**Do this:**
Please copy out the items from the beginning through the line containing "y-tick-label: 1 (402, 540, 407, 550)", keeping both ends and changing nothing.

### The input ###

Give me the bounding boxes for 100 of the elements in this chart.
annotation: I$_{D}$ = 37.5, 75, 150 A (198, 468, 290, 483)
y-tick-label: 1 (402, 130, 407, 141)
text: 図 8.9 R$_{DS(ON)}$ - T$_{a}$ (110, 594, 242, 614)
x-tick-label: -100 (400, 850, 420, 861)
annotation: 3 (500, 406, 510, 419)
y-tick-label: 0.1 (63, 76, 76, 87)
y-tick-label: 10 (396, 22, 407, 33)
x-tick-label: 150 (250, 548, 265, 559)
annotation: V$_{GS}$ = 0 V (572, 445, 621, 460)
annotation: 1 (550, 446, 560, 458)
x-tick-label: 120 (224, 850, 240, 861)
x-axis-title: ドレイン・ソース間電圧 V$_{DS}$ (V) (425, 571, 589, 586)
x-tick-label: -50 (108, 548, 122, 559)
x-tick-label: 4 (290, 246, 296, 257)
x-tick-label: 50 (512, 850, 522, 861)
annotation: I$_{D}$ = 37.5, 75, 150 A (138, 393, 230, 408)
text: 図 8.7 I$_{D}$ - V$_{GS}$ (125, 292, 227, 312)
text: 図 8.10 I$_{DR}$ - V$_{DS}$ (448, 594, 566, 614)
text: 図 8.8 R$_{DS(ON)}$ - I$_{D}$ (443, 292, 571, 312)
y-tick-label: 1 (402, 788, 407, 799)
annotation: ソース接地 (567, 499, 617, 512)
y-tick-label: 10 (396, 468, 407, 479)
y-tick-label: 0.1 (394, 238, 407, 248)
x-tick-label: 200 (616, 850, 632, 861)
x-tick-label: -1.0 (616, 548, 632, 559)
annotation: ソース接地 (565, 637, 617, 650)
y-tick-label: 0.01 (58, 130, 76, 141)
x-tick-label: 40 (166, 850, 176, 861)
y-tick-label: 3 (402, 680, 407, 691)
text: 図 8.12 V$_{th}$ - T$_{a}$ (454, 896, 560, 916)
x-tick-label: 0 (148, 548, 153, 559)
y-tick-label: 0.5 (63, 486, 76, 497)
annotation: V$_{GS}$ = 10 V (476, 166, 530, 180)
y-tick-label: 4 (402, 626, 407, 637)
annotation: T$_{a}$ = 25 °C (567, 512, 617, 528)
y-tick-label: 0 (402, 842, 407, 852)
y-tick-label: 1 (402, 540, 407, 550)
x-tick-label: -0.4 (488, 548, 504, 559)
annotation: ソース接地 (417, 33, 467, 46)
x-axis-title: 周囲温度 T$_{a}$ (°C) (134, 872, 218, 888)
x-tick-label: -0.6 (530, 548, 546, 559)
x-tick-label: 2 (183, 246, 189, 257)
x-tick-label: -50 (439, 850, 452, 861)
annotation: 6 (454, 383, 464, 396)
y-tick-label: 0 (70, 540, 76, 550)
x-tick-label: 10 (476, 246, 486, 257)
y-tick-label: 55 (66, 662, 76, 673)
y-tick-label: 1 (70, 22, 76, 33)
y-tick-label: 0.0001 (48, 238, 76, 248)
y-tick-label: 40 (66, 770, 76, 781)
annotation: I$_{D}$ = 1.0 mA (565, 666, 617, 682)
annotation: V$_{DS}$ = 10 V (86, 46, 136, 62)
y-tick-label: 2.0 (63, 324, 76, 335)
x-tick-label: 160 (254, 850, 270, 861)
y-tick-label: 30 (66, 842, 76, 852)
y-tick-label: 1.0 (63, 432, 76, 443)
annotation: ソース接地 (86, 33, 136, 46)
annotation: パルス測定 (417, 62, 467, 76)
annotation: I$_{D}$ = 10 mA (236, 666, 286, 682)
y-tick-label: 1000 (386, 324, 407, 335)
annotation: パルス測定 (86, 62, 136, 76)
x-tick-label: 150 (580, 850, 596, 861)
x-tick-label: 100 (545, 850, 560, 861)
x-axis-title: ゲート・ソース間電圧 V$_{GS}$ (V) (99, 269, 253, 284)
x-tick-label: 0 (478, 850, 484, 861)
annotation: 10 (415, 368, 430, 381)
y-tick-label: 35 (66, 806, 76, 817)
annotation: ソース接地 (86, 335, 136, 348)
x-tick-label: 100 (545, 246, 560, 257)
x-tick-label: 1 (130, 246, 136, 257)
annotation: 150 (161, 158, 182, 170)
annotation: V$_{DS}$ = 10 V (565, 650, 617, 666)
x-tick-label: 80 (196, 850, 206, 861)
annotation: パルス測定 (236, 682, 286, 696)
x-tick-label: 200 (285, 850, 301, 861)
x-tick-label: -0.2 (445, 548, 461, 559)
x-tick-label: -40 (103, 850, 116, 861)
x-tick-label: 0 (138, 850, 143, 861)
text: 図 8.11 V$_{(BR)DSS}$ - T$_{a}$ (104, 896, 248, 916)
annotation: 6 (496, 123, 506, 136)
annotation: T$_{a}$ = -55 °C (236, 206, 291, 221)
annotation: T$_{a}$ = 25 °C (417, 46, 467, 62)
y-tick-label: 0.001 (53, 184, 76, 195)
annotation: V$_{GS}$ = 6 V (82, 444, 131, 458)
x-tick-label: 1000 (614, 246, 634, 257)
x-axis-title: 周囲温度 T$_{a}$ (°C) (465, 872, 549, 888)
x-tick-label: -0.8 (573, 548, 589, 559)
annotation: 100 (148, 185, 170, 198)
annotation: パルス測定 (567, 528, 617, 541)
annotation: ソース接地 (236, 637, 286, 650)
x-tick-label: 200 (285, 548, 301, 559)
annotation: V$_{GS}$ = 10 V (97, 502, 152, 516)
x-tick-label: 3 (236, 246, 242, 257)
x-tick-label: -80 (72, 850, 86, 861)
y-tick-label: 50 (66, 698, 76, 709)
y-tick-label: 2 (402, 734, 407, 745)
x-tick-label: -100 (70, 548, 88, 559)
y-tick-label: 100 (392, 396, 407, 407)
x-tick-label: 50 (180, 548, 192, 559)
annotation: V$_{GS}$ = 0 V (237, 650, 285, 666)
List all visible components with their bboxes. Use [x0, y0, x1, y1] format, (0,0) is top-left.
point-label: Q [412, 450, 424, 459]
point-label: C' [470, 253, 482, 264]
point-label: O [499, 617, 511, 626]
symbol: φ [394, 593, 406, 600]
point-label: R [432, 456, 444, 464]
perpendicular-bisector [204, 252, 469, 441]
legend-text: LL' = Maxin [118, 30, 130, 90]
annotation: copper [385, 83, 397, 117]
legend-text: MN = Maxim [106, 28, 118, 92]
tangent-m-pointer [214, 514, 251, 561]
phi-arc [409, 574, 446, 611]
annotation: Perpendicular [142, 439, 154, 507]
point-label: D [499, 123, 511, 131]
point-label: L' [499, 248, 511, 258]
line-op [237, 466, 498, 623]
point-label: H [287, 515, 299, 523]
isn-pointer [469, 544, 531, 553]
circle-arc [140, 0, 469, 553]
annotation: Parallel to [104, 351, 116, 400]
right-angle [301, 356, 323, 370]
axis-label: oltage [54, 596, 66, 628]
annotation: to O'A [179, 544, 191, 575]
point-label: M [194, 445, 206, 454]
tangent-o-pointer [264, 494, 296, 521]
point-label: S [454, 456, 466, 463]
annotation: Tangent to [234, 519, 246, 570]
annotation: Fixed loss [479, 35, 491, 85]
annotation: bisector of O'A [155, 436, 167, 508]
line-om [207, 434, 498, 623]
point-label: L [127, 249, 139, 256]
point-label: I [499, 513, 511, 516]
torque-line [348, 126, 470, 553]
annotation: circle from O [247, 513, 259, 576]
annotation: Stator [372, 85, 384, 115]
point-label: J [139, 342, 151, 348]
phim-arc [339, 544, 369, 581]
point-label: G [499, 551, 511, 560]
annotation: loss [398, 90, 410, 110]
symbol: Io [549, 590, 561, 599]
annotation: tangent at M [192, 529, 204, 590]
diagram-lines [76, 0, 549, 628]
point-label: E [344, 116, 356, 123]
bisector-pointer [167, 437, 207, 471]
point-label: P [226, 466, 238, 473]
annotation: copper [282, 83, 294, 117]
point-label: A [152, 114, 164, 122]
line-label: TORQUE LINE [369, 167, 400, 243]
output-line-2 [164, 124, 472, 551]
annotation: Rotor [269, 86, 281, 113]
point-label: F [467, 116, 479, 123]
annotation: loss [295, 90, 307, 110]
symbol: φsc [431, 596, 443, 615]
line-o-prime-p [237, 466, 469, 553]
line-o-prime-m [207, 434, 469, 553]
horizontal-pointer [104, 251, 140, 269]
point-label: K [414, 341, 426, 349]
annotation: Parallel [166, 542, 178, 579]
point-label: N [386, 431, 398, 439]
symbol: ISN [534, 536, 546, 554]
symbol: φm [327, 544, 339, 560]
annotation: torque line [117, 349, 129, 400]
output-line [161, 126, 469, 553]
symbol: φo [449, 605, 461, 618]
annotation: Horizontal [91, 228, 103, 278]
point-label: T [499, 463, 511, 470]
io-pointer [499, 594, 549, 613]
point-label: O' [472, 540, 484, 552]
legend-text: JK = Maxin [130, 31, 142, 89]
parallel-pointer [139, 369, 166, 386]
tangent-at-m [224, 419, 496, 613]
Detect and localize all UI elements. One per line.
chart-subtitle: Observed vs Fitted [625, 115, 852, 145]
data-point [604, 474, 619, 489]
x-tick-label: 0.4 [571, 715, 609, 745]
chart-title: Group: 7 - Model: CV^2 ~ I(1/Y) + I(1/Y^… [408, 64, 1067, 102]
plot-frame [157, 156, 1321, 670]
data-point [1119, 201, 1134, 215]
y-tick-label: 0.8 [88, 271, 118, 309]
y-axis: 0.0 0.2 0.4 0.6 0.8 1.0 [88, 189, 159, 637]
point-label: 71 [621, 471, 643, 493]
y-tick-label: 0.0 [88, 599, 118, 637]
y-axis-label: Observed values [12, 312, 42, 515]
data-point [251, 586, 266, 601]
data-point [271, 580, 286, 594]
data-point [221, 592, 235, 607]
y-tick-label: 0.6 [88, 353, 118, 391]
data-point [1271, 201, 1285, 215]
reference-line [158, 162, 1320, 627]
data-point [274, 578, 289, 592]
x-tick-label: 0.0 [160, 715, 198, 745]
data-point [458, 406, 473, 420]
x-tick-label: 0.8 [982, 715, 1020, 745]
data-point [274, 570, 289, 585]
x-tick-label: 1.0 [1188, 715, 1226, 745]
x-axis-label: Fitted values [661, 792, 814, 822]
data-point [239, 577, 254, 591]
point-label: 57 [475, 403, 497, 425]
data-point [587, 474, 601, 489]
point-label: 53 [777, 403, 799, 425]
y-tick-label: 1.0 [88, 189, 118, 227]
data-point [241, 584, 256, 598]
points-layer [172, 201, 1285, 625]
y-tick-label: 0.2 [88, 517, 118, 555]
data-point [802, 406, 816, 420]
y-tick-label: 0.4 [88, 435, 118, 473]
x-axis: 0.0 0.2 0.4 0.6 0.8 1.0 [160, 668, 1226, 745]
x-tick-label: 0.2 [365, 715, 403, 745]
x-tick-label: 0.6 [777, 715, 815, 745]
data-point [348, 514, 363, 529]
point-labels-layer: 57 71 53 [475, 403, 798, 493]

###

**The reply:**
Give me the bounding boxes for 100 of the elements in this chart.
annotation: I$_{D}$ = 37.5, 75, 150 A (198, 468, 290, 483)
y-tick-label: 1 (402, 130, 407, 141)
text: 図 8.9 R$_{DS(ON)}$ - T$_{a}$ (110, 594, 242, 614)
x-tick-label: -100 (400, 850, 420, 861)
annotation: 3 (500, 406, 510, 419)
y-tick-label: 0.1 (63, 76, 76, 87)
y-tick-label: 10 (396, 22, 407, 33)
x-tick-label: 150 (250, 548, 265, 559)
annotation: V$_{GS}$ = 0 V (572, 445, 621, 460)
annotation: 1 (550, 446, 560, 458)
x-tick-label: 120 (224, 850, 240, 861)
x-axis-title: ドレイン・ソース間電圧 V$_{DS}$ (V) (425, 571, 589, 586)
x-tick-label: -50 (108, 548, 122, 559)
x-tick-label: 4 (290, 246, 296, 257)
x-tick-label: 50 (512, 850, 522, 861)
annotation: I$_{D}$ = 37.5, 75, 150 A (138, 393, 230, 408)
text: 図 8.7 I$_{D}$ - V$_{GS}$ (125, 292, 227, 312)
text: 図 8.10 I$_{DR}$ - V$_{DS}$ (448, 594, 566, 614)
text: 図 8.8 R$_{DS(ON)}$ - I$_{D}$ (443, 292, 571, 312)
y-tick-label: 1 (402, 788, 407, 799)
annotation: ソース接地 (567, 499, 617, 512)
y-tick-label: 10 (396, 468, 407, 479)
y-tick-label: 0.1 (394, 238, 407, 248)
x-tick-label: 200 (616, 850, 632, 861)
x-tick-label: -1.0 (616, 548, 632, 559)
annotation: ソース接地 (565, 637, 617, 650)
y-tick-label: 0.01 (58, 130, 76, 141)
x-tick-label: 40 (166, 850, 176, 861)
y-tick-label: 3 (402, 680, 407, 691)
text: 図 8.12 V$_{th}$ - T$_{a}$ (454, 896, 560, 916)
x-tick-label: 0 (148, 548, 153, 559)
y-tick-label: 0.5 (63, 486, 76, 497)
annotation: V$_{GS}$ = 10 V (476, 166, 530, 180)
y-tick-label: 4 (402, 626, 407, 637)
annotation: T$_{a}$ = 25 °C (567, 512, 617, 528)
y-tick-label: 0 (402, 842, 407, 852)
y-tick-label: 1 (402, 540, 407, 550)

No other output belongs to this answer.